> [Aim of the exercise]:
Copy every record exactly, and keep the pictures out.

> [The input]:
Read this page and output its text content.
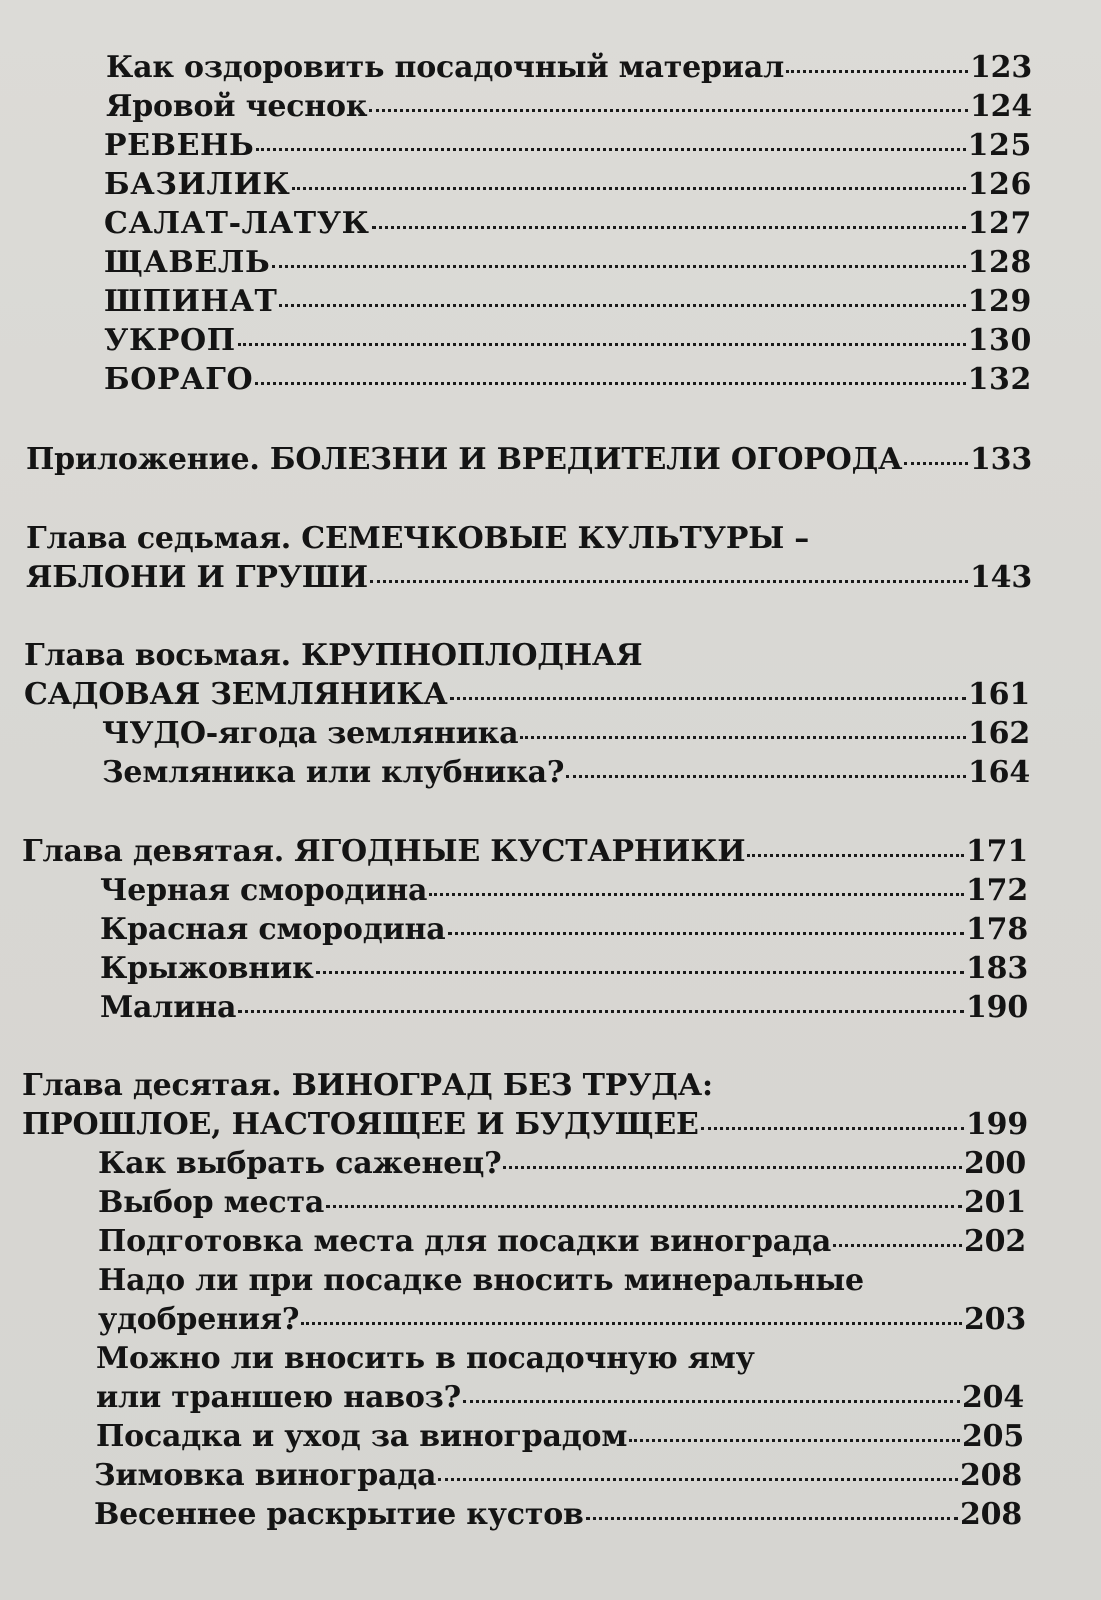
Как оздоровить посадочный материал	123
Яровой чеснок	124
РЕВЕНЬ	125
БАЗИЛИК	126
САЛАТ-ЛАТУК	127
ЩАВЕЛЬ	128
ШПИНАТ	129
УКРОП	130
БОРАГО	132
Приложение. БОЛЕЗНИ И ВРЕДИТЕЛИ ОГОРОДА 133
Глава седьмая. СЕМЕЧКОВЫЕ КУЛЬТУРЫ –
ЯБЛОНИ И ГРУШИ	143
Глава восьмая. КРУПНОПЛОДНАЯ
САДОВАЯ ЗЕМЛЯНИКА	161
ЧУДО-ягода земляника	162
Земляника или клубника?	164
Глава девятая. ЯГОДНЫЕ КУСТАРНИКИ	171
Черная смородина	172
Красная смородина	178
Крыжовник	183
Малина	190
Глава десятая. ВИНОГРАД БЕЗ ТРУДА:
ПРОШЛОЕ, НАСТОЯЩЕЕ И БУДУЩЕЕ	199
Как выбрать саженец?	200
Выбор места	201
Подготовка места для посадки винограда	202
Надо ли при посадке вносить минеральные
удобрения?	203
Можно ли вносить в посадочную яму
или траншею навоз?	204
Посадка и уход за виноградом	205
Зимовка винограда	208
Весеннее раскрытие кустов	208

> [Completed exercise]:
Read this page and output its text content.
Как оздоровить посадочный материал	123
Яровой чеснок	124
РЕВЕНЬ	125
БАЗИЛИК	126
САЛАТ-ЛАТУК	127
ЩАВЕЛЬ	128
ШПИНАТ	129
УКРОП	130
БОРАГО	132
Приложение. БОЛЕЗНИ И ВРЕДИТЕЛИ ОГОРОДА 133
Глава седьмая. СЕМЕЧКОВЫЕ КУЛЬТУРЫ –
ЯБЛОНИ И ГРУШИ	143
Глава восьмая. КРУПНОПЛОДНАЯ
САДОВАЯ ЗЕМЛЯНИКА	161
ЧУДО-ягода земляника	162
Земляника или клубника?	164
Глава девятая. ЯГОДНЫЕ КУСТАРНИКИ	171
Черная смородина	172
Красная смородина	178
Крыжовник	183
Малина	190
Глава десятая. ВИНОГРАД БЕЗ ТРУДА:
ПРОШЛОЕ, НАСТОЯЩЕЕ И БУДУЩЕЕ	199
Как выбрать саженец?	200
Выбор места	201
Подготовка места для посадки винограда	202
Надо ли при посадке вносить минеральные
удобрения?	203
Можно ли вносить в посадочную яму
или траншею навоз?	204
Посадка и уход за виноградом	205
Зимовка винограда	208
Весеннее раскрытие кустов	208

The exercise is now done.